**TEXT FOR ANALYSIS:**
In a related study, published online by the New England
Journal of Medicine, a team led by Hreinn Stefansson of deCODE
Genetics Inc. in Reykjavik, Iceland, found that the periodic
leg movements that occur during the night in most patients with
RLS seems to be linked one of the three identified in the
Nature Genetics article.
Both research teams pinpointed the same gene independently.
The Stefansson team found from genetic testing of people in
Iceland and North America that the gene accounts for about half
of the cases of people whose legs move two or three times per
minute during sleep and complain of RLS.
"And that's a conservative estimate," said David Rye of
Emory University School of Medicine in Atlanta, who worked on
the Stefansson study.
However many doctors believe that most people who
experience periodic limb movements during sleep do not have
RLS. Growing older, antidepressant medicines and other sleep
disorders can cause the movements as well.
BIOLOGICAL BASIS
RLS has been the subject of skepticism from people who
regard it as little more than a modern-day diagnosis for old
fashioned "ants in the pants" restlessness. This attitude has
gained some popularity after the condition was heavily promoted
in "talk to your doctor" advertisements by GlaxoSmithKline,
which is marketing the Parkinson's disease drug Requip as an
RLS treatment.

**Collected data:**
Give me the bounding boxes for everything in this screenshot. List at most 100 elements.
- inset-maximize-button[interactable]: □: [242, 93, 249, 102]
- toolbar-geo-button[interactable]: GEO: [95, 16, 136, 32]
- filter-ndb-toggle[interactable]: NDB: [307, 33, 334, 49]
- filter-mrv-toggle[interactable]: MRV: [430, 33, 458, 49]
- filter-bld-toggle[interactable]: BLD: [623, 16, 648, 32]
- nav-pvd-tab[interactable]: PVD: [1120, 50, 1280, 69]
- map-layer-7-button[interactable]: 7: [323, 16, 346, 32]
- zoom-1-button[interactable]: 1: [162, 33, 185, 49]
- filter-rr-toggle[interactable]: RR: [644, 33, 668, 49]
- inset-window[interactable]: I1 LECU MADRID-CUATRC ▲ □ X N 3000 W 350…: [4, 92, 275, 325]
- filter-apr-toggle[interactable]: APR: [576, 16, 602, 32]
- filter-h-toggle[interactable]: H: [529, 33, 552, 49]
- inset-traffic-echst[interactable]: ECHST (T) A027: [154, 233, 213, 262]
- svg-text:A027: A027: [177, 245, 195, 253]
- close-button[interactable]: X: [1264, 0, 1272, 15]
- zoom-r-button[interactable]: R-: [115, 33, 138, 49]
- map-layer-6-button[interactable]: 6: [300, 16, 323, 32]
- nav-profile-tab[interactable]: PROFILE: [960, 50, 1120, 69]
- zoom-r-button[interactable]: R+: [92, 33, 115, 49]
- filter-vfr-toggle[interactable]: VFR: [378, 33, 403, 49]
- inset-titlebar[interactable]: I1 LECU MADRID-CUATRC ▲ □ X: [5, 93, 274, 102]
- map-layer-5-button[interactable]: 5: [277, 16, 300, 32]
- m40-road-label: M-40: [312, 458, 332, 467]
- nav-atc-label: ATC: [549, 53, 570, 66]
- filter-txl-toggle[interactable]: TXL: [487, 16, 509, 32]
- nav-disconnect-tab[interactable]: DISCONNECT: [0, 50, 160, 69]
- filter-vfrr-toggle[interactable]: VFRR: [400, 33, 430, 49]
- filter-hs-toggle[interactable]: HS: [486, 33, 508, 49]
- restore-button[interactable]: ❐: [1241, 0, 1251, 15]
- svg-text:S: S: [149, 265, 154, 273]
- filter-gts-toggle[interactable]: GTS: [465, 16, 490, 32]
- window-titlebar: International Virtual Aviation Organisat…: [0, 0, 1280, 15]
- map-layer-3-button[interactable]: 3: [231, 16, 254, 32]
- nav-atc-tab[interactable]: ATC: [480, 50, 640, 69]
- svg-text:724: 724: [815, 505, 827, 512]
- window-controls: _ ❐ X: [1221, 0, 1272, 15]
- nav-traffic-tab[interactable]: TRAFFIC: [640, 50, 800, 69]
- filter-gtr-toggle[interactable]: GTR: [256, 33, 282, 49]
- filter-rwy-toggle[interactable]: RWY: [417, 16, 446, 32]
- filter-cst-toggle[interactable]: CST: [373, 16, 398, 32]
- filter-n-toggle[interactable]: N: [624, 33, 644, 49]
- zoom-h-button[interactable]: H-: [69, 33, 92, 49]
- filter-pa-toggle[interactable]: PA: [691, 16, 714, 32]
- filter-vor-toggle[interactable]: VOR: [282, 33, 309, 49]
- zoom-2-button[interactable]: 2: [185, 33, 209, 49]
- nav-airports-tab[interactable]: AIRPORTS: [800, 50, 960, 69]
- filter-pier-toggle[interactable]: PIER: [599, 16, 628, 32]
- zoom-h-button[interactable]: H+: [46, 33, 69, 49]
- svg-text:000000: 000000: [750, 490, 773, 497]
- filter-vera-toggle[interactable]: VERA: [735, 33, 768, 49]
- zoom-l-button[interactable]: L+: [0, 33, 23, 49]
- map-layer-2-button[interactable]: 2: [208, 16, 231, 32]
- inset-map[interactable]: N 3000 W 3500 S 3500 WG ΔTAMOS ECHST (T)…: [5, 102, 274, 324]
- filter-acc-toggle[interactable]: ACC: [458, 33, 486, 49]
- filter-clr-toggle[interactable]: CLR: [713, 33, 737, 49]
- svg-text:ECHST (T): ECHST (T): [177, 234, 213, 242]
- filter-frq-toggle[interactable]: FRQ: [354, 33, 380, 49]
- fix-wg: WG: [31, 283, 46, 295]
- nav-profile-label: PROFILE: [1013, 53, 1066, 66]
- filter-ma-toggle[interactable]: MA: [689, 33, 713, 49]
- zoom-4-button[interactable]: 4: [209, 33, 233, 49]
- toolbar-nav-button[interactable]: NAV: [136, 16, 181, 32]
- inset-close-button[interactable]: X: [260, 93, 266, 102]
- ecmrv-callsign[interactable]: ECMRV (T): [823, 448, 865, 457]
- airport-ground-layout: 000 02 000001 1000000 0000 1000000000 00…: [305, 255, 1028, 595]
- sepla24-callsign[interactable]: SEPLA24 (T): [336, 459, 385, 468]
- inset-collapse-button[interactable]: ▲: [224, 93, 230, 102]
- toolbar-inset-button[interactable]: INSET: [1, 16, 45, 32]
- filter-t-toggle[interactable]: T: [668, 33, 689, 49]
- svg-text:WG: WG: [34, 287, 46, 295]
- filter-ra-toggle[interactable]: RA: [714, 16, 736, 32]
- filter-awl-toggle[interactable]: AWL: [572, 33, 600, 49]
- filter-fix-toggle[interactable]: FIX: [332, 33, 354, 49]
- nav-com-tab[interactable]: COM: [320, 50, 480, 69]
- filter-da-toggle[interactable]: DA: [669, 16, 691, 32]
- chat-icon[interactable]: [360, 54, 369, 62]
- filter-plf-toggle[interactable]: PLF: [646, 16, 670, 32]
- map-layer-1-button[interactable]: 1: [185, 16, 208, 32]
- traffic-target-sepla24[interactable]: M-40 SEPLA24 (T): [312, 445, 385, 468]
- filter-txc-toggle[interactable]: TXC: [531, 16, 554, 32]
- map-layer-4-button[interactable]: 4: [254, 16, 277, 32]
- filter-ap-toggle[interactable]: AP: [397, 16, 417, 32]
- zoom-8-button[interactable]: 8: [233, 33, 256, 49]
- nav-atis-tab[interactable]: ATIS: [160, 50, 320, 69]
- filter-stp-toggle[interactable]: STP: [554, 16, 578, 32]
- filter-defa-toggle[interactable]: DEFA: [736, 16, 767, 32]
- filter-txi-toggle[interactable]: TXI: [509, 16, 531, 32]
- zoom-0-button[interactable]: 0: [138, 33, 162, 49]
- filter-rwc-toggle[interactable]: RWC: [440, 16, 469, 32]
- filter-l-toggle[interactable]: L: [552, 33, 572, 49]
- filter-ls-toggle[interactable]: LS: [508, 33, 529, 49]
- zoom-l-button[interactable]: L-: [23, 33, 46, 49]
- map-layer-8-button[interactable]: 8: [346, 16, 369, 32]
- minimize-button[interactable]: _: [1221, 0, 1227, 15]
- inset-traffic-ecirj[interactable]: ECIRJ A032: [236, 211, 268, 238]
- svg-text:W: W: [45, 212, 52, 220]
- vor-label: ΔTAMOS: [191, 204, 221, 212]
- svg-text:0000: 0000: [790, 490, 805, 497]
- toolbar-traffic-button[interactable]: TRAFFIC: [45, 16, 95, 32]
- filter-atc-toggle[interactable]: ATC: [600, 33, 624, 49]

**TASKS TO CARRY OUT:**
1. List each geographic place name that appears in the article on restless legs syndrome (RLS) genetics, giving each name only once.
2. Write a continuation of the article on RLS genetics, starting after its final sentence.

**TASK-BY-TASK OUTPUTS:**
1. Reykjavik, Iceland, North America, Atlanta

2.
"We now have concrete evidence that RLS is an authentic
disorder with recognizable features and an underlying
biological basis," said Rye.
He said the new finding was derived from genetic studies
from French Canadians, Germans, Central Europeans, Icelanders
and Americans. "So I don't think it's a frivolous result."
In a Journal commentary, Dr. John Winkelman of Brigham and
Women's Hospital in Boston said the gene may not be one for RLS
per se, but for its worst symptom -- the leg movements that
disturb sleep. Winkelman said the findings offer hope for a
durable treatment for the condition.